→ **Text excerpt**
··········
David Worth Mead (born September 3, 1973) is a Nashville-based pop singer-songwriter. Over the years he has toured extensively, headlining as well as opening shows for John Mayer, Fountains of Wayne, Ron Sexsmith, Liz Phair, Joe Jackson, and Shelby Lynne.

Biography and album releases
Born to a traveling-salesman father and schoolteacher mother, David Mead's family moved often during his childhood, mostly around the southern United States, before settling in Nashville, Tennessee, in 1986. As a kid, he sang in the church choir and school productions like The Sound of Music. When he was 13, he got his first guitar and was soon writing his own songs; three years later, he was gigging out professionally. His travels eventually took him to Nashville, where he played in bands such as Verdant Green; Blue Million; and Joe, Marc's Brother. Drawing on a wide range of influences, from the Beatles and Broadway to the Police and Rufus Wainwright, Mead has honed a highly melodic and emotionally direct style of pop.

The Luxury of Time
Mead moved to New York City in 1997 and signed a major-label deal with RCA Records the following year. The initial sessions for his debut – three songs recorded with Gus Dudgeon (Elton John, XTC) – proved unsuccessful and were scrapped. Mead then regrouped with producers Peter Collins (the Cardigans, Rush) and Jason Lehning (Emerson Hart, Alison Krauss), and between October of '98 and February of '99 cut The Luxury of Time. "The title came from the fact that I had all of my life up to that point to write the songs," Mead said. Indeed, the album's 13 songs were culled from 32 demos. Released in the fall of '99, the album garnered strong critical response and featured performances from Rusty Anderson (Paul McCartney), Kenny Aronoff (John Mellencamp, Smashing Pumpkins), and Paul Deakin (The Mavericks).

Mine and Yours
Mead's second album, produced by Adam Schlesinger (Fountains of Wayne), was recorded at New York City's legendary Sear Sound studio (John Lennon, Steely Dan) and released in May 2001 on RCA. Featuring guest performances from Dominique Durand (Ivy), Sean Pelton (the Saturday Night Live band), Danny Weinkaupf (They Might Be Giants), and Jody Porter (Fountains of Wayne), its 14 songs were recorded from 34 demos. Two of the album's most notable tracks, "Standing Here in Front of Me" and "Girl on the Roof," were written one week before recording commenced, after RCA asked for more "single material." "Standing Here in Front of Me" was later featured on CBS's The Bold and the Beautiful, and "Girl on the Roof" appeared in the motion pictures National Lampoon's Van Wilder and The Sweetest Thing, both released in April 2002.
··········
→ **Source excerpt**
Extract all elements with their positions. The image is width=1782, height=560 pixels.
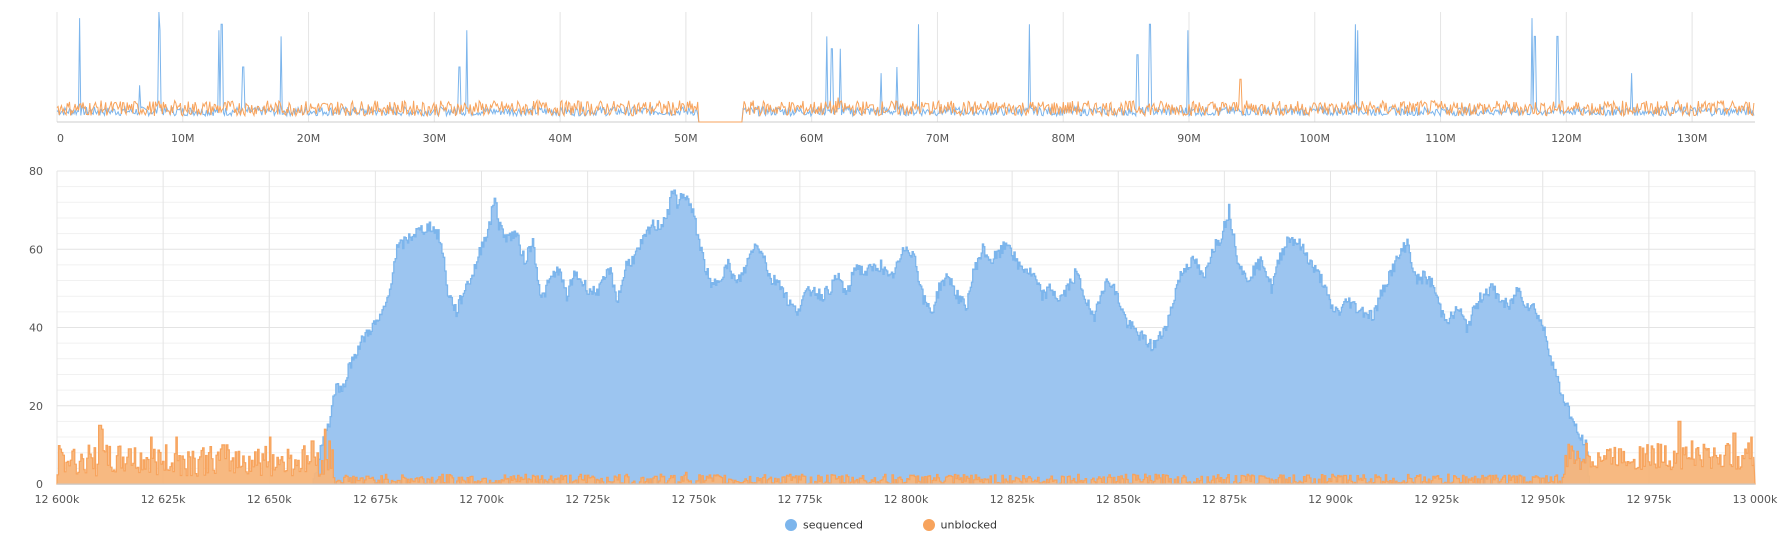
··········
→ **List of tasks**
[A] Which guest performers does the David Mead biography name for the album Mine and Yours?
[B] Pick up the David Mead biography right after its final sentence and carry it forward.

→ **Final answers**
[A] Dominique Durand, Sean Pelton, Danny Weinkaupf, and Jody Porter

[B]
Indiana
After Mine and Yours, Mead delivered a follow-up for RCA, but it was made under a proverbial dark cloud after an A&R person for the label proclaimed at the recording's commencement dinner that, given sales of Mead's first two albums, it was a "miracle" that a third was being recorded at all. The album was completed but ended up being shelved after BMG, RCA's parent company, merged RCA and J Records to form the RCA Music Group in 2003 and laid off approximately 50 staffers, including ones who worked in promotions, sales, and A&R; Mead and other artists were subsequently dropped from RCA's roster. He moved back to Nashville in late 2002 and, in between road gigs, started an EP with Nashville producer David Henry (Matthew Ryan, Guster); it soon blossomed into the full-length Indiana, released in May 2004 by Nettwerk America. Featuring some of Mead's best-loved songs, including the title track, "Nashville," and "Beauty," it remains his most recognized and critically acclaimed album ("A knack for telling stories via catchy, concise pop ditties," declared No Depression) to date.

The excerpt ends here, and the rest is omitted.